• **THE EXERCISE**
Print the records below verbatim, keeping every line unchanged and in the same order.

═════ INPUT MATERIAL

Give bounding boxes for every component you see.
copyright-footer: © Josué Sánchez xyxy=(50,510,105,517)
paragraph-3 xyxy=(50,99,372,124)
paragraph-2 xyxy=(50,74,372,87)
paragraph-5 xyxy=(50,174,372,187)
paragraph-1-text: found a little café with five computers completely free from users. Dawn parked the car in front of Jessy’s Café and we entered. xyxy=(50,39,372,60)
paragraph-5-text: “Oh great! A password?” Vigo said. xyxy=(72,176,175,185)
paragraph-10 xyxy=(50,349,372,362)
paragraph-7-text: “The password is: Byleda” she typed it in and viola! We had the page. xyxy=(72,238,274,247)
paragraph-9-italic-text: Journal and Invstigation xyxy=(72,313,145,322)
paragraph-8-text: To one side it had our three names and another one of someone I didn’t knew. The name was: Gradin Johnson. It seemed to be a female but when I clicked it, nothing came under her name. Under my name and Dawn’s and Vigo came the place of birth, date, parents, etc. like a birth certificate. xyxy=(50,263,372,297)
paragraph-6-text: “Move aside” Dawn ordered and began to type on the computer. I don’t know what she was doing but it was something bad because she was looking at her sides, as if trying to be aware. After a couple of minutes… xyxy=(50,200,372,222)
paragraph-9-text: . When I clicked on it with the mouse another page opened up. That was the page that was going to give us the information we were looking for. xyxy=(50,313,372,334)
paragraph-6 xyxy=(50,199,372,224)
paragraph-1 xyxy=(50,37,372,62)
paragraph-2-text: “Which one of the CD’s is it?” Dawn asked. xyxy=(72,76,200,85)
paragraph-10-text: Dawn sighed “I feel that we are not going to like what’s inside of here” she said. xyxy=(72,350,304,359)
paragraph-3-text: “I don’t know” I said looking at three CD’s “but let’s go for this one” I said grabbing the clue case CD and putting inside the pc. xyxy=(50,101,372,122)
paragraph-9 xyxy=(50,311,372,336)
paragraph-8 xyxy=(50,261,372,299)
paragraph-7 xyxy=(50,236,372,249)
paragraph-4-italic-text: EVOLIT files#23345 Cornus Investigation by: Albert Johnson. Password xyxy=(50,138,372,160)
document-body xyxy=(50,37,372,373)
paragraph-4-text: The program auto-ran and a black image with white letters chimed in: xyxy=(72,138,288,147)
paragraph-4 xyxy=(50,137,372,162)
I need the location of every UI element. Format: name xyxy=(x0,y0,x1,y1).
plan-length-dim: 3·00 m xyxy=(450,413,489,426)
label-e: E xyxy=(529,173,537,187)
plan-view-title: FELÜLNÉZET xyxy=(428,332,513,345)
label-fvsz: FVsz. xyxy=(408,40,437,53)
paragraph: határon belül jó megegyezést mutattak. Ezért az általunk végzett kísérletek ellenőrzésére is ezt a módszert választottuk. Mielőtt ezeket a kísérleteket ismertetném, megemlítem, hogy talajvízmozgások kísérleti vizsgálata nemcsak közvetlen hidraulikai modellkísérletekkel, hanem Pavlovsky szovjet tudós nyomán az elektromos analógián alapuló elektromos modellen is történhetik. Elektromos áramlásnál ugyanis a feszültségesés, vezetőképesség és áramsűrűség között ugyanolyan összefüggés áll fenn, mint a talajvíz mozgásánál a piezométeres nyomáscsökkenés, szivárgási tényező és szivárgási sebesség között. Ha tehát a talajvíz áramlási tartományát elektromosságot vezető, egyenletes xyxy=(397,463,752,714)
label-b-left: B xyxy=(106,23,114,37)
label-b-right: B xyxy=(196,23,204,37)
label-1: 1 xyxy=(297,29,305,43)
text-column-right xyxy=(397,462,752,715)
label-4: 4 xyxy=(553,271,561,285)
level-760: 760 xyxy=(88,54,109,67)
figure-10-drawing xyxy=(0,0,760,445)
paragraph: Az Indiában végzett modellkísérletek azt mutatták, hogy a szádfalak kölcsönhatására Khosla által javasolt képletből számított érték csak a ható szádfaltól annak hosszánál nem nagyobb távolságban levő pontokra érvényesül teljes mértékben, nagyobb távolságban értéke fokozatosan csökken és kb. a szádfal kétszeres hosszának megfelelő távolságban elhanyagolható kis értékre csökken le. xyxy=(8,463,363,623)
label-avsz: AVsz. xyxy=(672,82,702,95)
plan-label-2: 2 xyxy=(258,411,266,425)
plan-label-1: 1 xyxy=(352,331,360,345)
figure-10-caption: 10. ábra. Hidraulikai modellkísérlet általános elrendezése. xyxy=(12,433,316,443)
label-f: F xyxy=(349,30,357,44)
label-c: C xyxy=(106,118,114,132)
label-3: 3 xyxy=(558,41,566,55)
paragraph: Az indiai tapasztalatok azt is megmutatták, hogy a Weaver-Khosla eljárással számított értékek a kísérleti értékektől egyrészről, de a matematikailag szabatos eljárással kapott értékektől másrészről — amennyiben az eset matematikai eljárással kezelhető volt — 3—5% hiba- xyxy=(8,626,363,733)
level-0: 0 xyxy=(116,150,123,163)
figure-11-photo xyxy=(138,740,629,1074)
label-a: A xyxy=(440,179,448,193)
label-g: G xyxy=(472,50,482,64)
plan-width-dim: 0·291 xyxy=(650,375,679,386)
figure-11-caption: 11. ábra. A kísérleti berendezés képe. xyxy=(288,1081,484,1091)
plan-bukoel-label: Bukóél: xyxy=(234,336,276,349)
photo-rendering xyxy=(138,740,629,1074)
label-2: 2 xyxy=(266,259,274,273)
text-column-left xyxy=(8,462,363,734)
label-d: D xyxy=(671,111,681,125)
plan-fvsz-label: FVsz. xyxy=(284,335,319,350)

══════════

• **FULL ANSWER**
Give bounding boxes for every component you see.
copyright-footer: © Josué Sánchez xyxy=(50,510,105,517)
paragraph-3 xyxy=(50,99,372,124)
paragraph-2 xyxy=(50,74,372,87)
paragraph-5 xyxy=(50,174,372,187)
paragraph-1-text: found a little café with five computers completely free from users. Dawn parked the car in front of Jessy’s Café and we entered. xyxy=(50,39,372,60)
paragraph-5-text: “Oh great! A password?” Vigo said. xyxy=(72,176,175,185)
paragraph-10 xyxy=(50,349,372,362)
paragraph-7-text: “The password is: Byleda” she typed it in and viola! We had the page. xyxy=(72,238,274,247)
paragraph-9-italic-text: Journal and Invstigation xyxy=(72,313,145,322)
paragraph-8-text: To one side it had our three names and another one of someone I didn’t knew. The name was: Gradin Johnson. It seemed to be a female but when I clicked it, nothing came under her name. Under my name and Dawn’s and Vigo came the place of birth, date, parents, etc. like a birth certificate. xyxy=(50,263,372,297)
paragraph-6-text: “Move aside” Dawn ordered and began to type on the computer. I don’t know what she was doing but it was something bad because she was looking at her sides, as if trying to be aware. After a couple of minutes… xyxy=(50,200,372,222)
paragraph-9-text: . When I clicked on it with the mouse another page opened up. That was the page that was going to give us the information we were looking for. xyxy=(50,313,372,334)
paragraph-6 xyxy=(50,199,372,224)
paragraph-1 xyxy=(50,37,372,62)
paragraph-2-text: “Which one of the CD’s is it?” Dawn asked. xyxy=(72,76,200,85)
paragraph-10-text: Dawn sighed “I feel that we are not going to like what’s inside of here” she said. xyxy=(72,350,304,359)
paragraph-3-text: “I don’t know” I said looking at three CD’s “but let’s go for this one” I said grabbing the clue case CD and putting inside the pc. xyxy=(50,101,372,122)
paragraph-9 xyxy=(50,311,372,336)
paragraph-8 xyxy=(50,261,372,299)
paragraph-7 xyxy=(50,236,372,249)
paragraph-4-italic-text: EVOLIT files#23345 Cornus Investigation by: Albert Johnson. Password xyxy=(50,138,372,160)
document-body xyxy=(50,37,372,373)
paragraph-4-text: The program auto-ran and a black image with white letters chimed in: xyxy=(72,138,288,147)
paragraph-4 xyxy=(50,137,372,162)
I need the location of every UI element. Format: name xyxy=(x0,y0,x1,y1).
plan-length-dim: 3·00 m xyxy=(450,413,489,426)
label-e: E xyxy=(529,173,537,187)
plan-view-title: FELÜLNÉZET xyxy=(428,332,513,345)
label-fvsz: FVsz. xyxy=(408,40,437,53)
paragraph: határon belül jó megegyezést mutattak. Ezért az általunk végzett kísérletek ellenőrzésére is ezt a módszert választottuk. Mielőtt ezeket a kísérleteket ismertetném, megemlítem, hogy talajvízmozgások kísérleti vizsgálata nemcsak közvetlen hidraulikai modellkísérletekkel, hanem Pavlovsky szovjet tudós nyomán az elektromos analógián alapuló elektromos modellen is történhetik. Elektromos áramlásnál ugyanis a feszültségesés, vezetőképesség és áramsűrűség között ugyanolyan összefüggés áll fenn, mint a talajvíz mozgásánál a piezométeres nyomáscsökkenés, szivárgási tényező és szivárgási sebesség között. Ha tehát a talajvíz áramlási tartományát elektromosságot vezető, egyenletes xyxy=(397,463,752,714)
label-b-left: B xyxy=(106,23,114,37)
label-b-right: B xyxy=(196,23,204,37)
label-1: 1 xyxy=(297,29,305,43)
text-column-right xyxy=(397,462,752,715)
label-4: 4 xyxy=(553,271,561,285)
level-760: 760 xyxy=(88,54,109,67)
figure-10-drawing xyxy=(0,0,760,445)
paragraph: Az Indiában végzett modellkísérletek azt mutatták, hogy a szádfalak kölcsönhatására Khosla által javasolt képletből számított érték csak a ható szádfaltól annak hosszánál nem nagyobb távolságban levő pontokra érvényesül teljes mértékben, nagyobb távolságban értéke fokozatosan csökken és kb. a szádfal kétszeres hosszának megfelelő távolságban elhanyagolható kis értékre csökken le. xyxy=(8,463,363,623)
label-avsz: AVsz. xyxy=(672,82,702,95)
plan-label-2: 2 xyxy=(258,411,266,425)
plan-label-1: 1 xyxy=(352,331,360,345)
figure-10-caption: 10. ábra. Hidraulikai modellkísérlet általános elrendezése. xyxy=(12,433,316,443)
label-f: F xyxy=(349,30,357,44)
label-c: C xyxy=(106,118,114,132)
label-3: 3 xyxy=(558,41,566,55)
paragraph: Az indiai tapasztalatok azt is megmutatták, hogy a Weaver-Khosla eljárással számított értékek a kísérleti értékektől egyrészről, de a matematikailag szabatos eljárással kapott értékektől másrészről — amennyiben az eset matematikai eljárással kezelhető volt — 3—5% hiba- xyxy=(8,626,363,733)
level-0: 0 xyxy=(116,150,123,163)
figure-11-photo xyxy=(138,740,629,1074)
label-a: A xyxy=(440,179,448,193)
label-g: G xyxy=(472,50,482,64)
plan-width-dim: 0·291 xyxy=(650,375,679,386)
figure-11-caption: 11. ábra. A kísérleti berendezés képe. xyxy=(288,1081,484,1091)
plan-bukoel-label: Bukóél: xyxy=(234,336,276,349)
photo-rendering xyxy=(138,740,629,1074)
label-2: 2 xyxy=(266,259,274,273)
text-column-left xyxy=(8,462,363,734)
label-d: D xyxy=(671,111,681,125)
plan-fvsz-label: FVsz. xyxy=(284,335,319,350)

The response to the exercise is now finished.